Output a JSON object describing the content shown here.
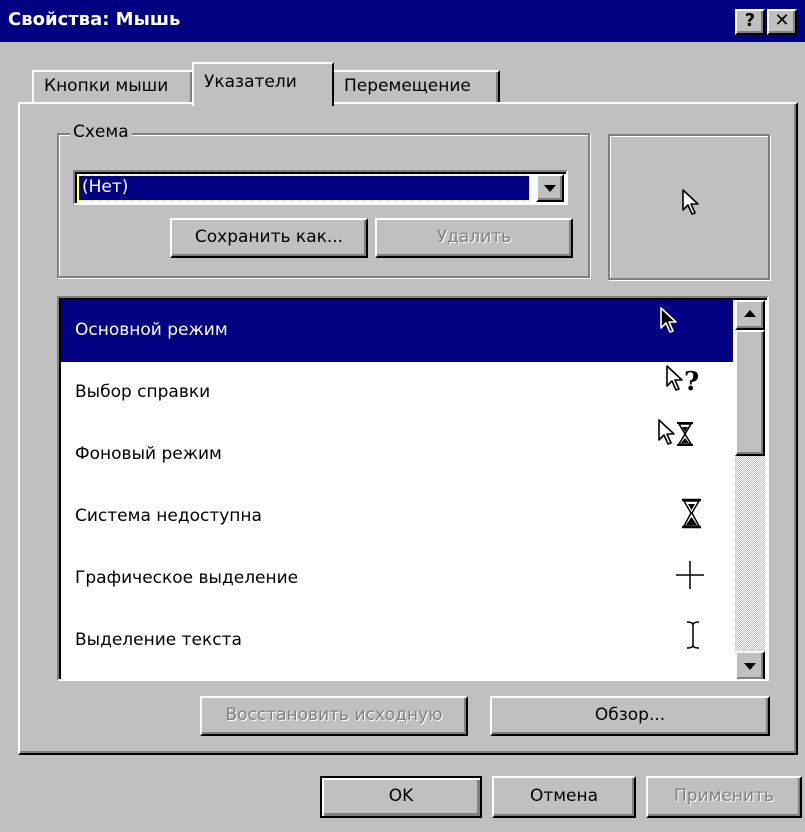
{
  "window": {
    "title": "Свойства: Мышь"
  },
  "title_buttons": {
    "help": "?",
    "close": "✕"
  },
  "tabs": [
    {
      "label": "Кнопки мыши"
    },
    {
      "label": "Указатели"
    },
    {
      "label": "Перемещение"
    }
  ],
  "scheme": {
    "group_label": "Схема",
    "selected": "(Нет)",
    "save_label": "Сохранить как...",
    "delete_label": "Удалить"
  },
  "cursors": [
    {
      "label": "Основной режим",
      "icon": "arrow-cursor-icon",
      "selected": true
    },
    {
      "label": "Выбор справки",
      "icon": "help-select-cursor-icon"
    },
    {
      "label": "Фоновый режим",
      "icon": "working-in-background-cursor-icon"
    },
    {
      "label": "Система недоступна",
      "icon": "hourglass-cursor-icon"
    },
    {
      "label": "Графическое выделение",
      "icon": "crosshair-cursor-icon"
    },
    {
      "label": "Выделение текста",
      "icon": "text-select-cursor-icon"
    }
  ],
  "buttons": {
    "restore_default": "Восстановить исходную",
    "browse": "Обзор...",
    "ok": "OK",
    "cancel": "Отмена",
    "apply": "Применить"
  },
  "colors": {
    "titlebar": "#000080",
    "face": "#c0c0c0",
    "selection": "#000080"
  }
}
******************************
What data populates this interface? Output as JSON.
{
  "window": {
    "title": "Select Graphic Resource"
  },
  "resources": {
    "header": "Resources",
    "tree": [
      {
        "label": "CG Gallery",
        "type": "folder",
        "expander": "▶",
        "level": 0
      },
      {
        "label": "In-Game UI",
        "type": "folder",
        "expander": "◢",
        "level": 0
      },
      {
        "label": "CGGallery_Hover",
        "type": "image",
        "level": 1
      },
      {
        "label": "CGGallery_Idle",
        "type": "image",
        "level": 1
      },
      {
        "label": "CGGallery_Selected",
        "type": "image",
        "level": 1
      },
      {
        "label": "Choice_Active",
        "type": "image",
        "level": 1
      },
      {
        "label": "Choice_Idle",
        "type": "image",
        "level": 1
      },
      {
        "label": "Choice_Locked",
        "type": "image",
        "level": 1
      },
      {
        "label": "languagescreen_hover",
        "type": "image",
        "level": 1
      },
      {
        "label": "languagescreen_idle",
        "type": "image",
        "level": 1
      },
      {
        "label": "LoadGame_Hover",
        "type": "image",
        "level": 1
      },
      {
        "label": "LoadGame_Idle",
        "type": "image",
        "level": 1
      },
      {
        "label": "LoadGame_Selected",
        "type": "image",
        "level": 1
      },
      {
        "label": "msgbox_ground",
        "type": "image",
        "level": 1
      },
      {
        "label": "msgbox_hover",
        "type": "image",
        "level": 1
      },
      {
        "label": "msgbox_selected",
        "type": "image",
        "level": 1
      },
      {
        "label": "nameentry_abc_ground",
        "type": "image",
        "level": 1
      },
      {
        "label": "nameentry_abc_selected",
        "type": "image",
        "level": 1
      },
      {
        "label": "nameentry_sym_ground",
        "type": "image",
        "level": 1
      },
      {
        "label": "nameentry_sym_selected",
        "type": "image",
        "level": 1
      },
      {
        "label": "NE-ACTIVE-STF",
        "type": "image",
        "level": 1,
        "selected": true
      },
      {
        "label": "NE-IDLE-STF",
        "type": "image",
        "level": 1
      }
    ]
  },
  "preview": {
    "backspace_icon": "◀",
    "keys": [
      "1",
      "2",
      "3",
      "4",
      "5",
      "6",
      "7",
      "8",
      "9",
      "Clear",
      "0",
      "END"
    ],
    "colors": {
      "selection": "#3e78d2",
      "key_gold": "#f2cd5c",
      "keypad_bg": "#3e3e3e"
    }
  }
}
******************************
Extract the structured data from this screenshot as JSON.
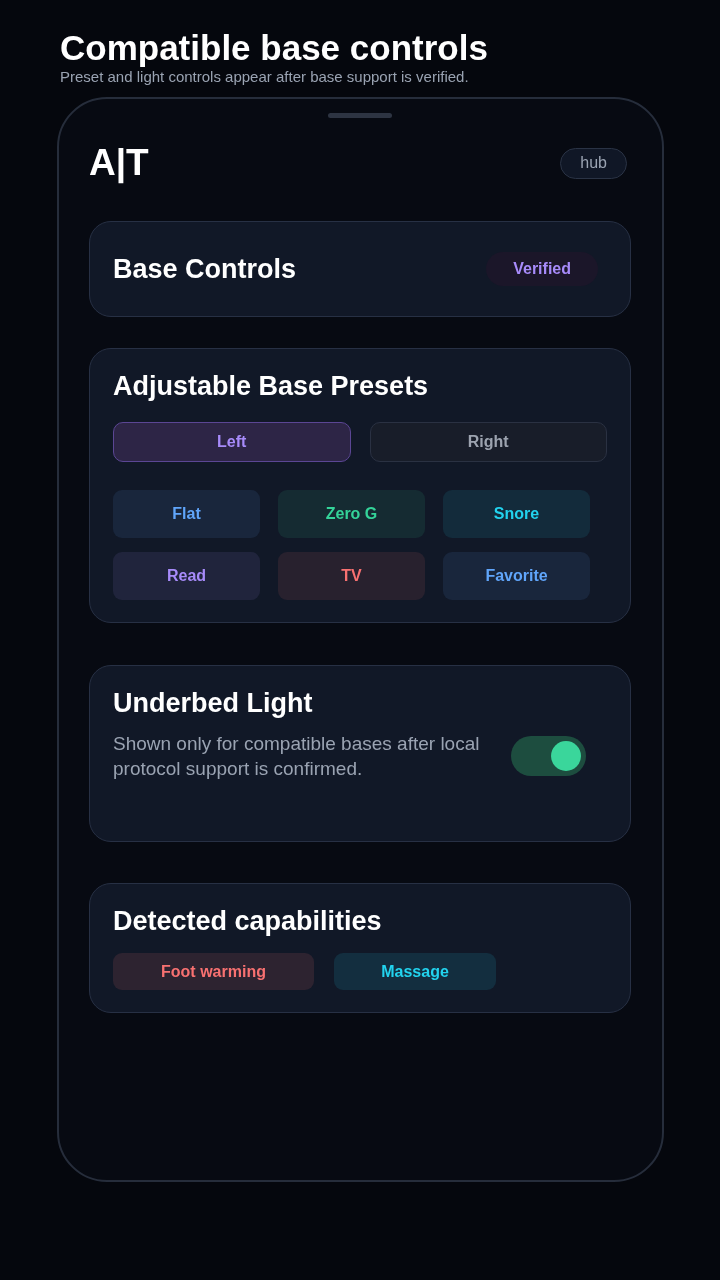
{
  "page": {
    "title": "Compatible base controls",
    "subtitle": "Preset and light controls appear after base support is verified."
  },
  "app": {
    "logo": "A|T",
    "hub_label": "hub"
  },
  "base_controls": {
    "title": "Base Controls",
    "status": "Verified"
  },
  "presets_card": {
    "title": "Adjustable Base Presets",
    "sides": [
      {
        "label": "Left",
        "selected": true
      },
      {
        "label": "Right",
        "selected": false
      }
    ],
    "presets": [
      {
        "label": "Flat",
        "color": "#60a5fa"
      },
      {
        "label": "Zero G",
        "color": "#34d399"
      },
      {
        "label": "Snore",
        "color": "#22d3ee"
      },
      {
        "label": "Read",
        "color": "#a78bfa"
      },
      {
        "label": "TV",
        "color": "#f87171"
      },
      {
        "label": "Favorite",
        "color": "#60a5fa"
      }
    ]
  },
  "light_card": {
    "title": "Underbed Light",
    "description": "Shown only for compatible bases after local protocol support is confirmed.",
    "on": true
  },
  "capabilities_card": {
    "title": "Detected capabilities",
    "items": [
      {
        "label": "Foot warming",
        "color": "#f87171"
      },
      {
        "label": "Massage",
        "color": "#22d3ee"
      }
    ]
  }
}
******************************
● What the task asks: Copy out each line that contains the word "data".

● Output for this task:
What data populates this interface? Output as JSON.
Extract the structured data from this screenshot as JSON.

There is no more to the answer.